** Data for processing **
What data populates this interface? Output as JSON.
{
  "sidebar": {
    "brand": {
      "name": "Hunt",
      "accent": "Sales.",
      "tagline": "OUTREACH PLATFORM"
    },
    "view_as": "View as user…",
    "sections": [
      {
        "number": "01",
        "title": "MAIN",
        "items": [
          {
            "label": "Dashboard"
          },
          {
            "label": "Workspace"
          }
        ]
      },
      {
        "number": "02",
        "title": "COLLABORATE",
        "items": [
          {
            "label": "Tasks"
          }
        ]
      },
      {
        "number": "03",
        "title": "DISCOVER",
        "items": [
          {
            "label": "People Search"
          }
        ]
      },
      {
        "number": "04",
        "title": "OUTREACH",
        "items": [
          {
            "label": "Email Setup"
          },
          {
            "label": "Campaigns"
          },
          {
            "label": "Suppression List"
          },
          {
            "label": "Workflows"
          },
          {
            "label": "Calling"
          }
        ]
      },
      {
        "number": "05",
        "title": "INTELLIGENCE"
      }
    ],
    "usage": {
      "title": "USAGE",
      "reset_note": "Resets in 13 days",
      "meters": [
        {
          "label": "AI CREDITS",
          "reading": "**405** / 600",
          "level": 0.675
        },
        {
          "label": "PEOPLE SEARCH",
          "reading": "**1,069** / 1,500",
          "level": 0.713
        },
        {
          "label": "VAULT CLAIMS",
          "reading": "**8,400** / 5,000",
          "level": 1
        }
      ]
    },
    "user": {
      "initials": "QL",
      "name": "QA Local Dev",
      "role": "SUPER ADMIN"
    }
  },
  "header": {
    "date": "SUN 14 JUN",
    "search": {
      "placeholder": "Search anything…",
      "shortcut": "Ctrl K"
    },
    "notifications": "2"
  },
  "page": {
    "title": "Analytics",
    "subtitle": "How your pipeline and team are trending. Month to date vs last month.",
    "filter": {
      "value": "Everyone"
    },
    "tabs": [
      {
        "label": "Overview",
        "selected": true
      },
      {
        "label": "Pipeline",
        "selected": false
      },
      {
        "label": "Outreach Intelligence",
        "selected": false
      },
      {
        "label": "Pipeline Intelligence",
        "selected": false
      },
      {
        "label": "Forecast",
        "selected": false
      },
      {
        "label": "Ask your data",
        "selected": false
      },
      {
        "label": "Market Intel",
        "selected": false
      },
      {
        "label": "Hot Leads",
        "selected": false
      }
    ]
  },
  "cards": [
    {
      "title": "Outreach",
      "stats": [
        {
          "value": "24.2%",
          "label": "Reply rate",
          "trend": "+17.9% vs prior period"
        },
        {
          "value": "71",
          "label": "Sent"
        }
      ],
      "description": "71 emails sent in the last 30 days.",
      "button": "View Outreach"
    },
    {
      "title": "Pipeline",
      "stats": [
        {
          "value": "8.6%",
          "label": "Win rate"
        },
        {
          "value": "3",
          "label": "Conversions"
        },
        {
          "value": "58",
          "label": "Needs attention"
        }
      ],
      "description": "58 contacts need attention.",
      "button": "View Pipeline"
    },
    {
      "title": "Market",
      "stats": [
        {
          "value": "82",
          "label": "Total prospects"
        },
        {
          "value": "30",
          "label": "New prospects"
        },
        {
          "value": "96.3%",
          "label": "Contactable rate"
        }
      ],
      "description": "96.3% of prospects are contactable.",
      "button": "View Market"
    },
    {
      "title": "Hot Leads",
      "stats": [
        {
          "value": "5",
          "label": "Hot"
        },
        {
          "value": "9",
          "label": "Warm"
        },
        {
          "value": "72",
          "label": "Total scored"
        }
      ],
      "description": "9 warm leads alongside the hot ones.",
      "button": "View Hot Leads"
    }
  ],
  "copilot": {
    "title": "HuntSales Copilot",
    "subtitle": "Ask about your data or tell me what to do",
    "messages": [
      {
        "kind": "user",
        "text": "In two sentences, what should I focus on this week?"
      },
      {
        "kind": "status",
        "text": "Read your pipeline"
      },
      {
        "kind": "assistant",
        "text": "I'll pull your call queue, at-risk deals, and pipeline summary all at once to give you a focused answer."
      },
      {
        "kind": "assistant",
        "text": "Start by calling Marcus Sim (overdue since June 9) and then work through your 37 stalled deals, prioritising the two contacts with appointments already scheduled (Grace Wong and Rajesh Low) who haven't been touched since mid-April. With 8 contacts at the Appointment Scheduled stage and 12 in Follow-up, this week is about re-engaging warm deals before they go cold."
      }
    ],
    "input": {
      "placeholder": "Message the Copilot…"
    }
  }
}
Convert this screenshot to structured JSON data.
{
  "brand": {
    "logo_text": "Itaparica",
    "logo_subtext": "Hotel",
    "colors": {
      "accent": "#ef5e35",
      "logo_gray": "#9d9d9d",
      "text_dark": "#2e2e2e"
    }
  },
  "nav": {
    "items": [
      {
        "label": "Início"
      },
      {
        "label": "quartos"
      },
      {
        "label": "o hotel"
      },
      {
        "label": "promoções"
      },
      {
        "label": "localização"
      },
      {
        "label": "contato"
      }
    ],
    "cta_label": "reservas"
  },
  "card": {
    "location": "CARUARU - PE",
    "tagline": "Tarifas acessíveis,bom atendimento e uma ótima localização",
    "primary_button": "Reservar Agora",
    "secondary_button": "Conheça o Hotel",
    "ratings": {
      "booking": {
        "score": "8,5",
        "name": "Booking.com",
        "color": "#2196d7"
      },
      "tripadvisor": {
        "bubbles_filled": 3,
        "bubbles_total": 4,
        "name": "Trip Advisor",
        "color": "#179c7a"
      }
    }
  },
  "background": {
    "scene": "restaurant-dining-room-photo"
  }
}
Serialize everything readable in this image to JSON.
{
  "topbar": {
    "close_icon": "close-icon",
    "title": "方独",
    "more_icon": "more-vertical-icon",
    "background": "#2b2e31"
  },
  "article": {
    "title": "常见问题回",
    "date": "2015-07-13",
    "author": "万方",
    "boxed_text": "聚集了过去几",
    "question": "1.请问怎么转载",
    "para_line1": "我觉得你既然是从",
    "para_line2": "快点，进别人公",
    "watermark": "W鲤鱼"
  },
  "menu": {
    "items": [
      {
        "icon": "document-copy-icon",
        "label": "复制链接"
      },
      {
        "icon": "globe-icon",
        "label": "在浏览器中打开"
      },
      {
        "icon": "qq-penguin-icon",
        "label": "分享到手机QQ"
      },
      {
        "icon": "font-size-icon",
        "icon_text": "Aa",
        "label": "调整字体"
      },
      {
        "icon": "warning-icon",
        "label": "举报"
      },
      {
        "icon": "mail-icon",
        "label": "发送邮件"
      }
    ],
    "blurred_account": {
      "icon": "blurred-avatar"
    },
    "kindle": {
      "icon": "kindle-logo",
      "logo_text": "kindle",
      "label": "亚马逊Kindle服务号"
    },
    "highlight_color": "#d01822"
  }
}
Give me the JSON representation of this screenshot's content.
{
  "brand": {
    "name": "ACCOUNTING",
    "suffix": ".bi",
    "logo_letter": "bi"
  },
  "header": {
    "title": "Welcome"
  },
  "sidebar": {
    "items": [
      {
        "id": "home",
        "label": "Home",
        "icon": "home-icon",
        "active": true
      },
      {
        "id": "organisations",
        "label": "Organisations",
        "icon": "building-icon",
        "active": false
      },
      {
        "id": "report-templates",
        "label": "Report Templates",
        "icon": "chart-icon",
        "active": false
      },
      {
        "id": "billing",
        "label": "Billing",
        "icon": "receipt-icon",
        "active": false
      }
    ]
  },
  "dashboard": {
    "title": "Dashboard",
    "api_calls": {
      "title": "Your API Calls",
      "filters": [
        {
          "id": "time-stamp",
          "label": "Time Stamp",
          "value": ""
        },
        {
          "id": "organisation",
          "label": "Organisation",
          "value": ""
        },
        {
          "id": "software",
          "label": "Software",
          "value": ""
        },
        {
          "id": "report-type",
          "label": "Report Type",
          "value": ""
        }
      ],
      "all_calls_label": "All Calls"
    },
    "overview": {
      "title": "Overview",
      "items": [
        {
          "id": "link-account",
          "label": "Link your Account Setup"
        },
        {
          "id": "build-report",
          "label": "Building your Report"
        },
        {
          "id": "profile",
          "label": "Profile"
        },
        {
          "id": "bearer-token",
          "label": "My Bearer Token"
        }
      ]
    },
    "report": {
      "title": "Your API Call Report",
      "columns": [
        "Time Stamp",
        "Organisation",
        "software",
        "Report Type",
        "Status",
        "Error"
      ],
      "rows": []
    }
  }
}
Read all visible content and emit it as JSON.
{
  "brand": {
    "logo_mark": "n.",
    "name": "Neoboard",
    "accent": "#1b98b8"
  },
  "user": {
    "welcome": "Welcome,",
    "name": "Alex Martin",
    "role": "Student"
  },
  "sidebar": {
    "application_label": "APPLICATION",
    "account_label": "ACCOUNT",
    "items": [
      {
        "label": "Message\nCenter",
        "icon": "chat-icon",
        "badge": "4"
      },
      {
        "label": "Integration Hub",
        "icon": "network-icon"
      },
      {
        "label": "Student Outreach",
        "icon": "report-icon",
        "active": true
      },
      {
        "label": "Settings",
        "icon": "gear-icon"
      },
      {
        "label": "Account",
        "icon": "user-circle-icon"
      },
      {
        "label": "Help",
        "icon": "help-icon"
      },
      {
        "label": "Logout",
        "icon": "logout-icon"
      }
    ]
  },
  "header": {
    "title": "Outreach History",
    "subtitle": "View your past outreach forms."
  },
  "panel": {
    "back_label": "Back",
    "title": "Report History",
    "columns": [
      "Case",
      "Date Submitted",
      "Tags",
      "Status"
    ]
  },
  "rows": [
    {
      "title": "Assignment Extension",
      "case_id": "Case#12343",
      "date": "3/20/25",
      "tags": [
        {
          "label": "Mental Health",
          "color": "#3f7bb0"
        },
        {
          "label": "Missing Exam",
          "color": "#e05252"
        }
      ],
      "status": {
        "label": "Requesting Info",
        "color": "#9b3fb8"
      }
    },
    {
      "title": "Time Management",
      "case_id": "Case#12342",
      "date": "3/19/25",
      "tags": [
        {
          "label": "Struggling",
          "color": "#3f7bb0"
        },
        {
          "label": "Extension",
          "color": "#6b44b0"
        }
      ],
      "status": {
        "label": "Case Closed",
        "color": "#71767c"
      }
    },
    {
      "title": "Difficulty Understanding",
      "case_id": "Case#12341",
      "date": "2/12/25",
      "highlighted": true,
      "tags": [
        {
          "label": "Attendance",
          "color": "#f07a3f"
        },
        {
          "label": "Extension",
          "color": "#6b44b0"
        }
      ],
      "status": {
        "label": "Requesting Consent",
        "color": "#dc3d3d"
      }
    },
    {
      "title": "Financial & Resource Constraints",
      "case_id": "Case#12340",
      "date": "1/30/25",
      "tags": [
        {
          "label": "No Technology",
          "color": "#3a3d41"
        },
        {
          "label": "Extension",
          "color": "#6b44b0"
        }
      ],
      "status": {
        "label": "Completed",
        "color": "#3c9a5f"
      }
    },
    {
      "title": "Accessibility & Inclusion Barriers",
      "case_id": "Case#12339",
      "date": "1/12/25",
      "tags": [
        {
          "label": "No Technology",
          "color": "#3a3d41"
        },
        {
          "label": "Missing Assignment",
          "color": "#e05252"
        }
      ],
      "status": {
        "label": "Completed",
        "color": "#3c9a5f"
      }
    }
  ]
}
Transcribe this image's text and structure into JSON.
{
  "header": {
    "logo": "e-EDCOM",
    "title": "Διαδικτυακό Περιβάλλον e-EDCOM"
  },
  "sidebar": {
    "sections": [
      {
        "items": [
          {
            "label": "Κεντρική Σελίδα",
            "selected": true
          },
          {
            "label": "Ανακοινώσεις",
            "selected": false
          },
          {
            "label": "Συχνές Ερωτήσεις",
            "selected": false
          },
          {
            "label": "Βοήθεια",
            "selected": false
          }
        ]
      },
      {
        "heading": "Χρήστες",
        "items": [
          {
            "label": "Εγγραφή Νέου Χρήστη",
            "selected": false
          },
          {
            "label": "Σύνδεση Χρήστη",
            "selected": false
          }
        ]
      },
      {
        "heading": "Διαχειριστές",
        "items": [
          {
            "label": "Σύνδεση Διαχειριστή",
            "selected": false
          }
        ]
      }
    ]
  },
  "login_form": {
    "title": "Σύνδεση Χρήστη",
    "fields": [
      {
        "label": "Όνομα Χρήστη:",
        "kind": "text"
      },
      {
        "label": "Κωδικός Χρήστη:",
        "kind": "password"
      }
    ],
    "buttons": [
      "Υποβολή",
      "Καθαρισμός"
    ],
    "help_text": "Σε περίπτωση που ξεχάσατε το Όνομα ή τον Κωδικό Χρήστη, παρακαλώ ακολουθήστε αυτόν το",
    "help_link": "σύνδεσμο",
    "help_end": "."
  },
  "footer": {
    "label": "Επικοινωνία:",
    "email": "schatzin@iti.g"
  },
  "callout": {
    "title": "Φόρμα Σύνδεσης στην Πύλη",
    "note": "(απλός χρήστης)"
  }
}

** The problem **
Return only those lines of the records that contain the string "reading".

** The completed task **
          "reading": "**405** / 600",
          "reading": "**1,069** / 1,500",
          "reading": "**8,400** / 5,000",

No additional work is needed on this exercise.